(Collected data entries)
⁂

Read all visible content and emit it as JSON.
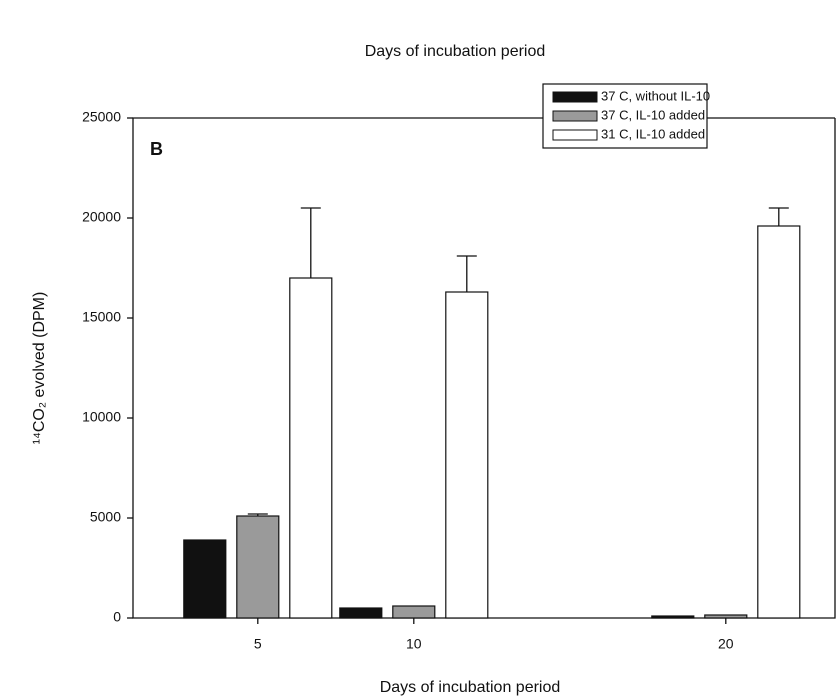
{
  "chart_data": {
    "type": "bar",
    "title": "Days of incubation period",
    "panel_label": "B",
    "x_label": "Days of incubation period",
    "y_label": "¹⁴CO₂ evolved (DPM)",
    "x": [
      5,
      10,
      20
    ],
    "xlim": [
      1,
      23.5
    ],
    "xticks": [
      5,
      10,
      20
    ],
    "ylim": [
      0,
      25000
    ],
    "yticks": [
      0,
      5000,
      10000,
      15000,
      20000,
      25000
    ],
    "grid": false,
    "legend": "top-right",
    "series": [
      {
        "name": "37 C, without IL-10",
        "color": "#111111",
        "values": [
          3900,
          500,
          100
        ],
        "errors": [
          0,
          0,
          0
        ]
      },
      {
        "name": "37 C, IL-10 added",
        "color": "#9a9a9a",
        "values": [
          5100,
          600,
          150
        ],
        "errors": [
          100,
          0,
          0
        ]
      },
      {
        "name": "31 C, IL-10 added",
        "color": "#ffffff",
        "values": [
          17000,
          16300,
          19600
        ],
        "errors": [
          3500,
          1800,
          900
        ]
      }
    ]
  }
}
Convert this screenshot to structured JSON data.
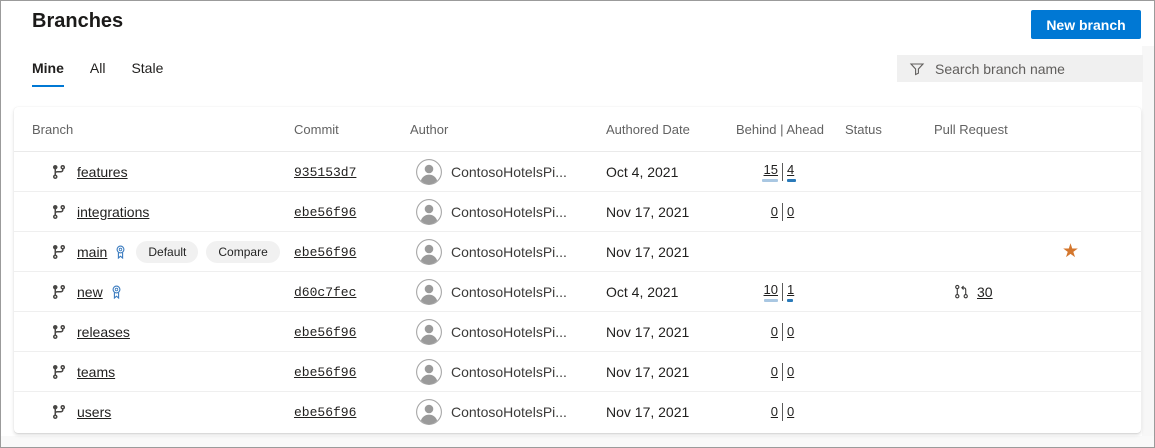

⁂

TO DO: Show the lines of the material that contain the word "Days".

TASK RESPONSE:
    "title": "Days of incubation period",
    "x_label": "Days of incubation period",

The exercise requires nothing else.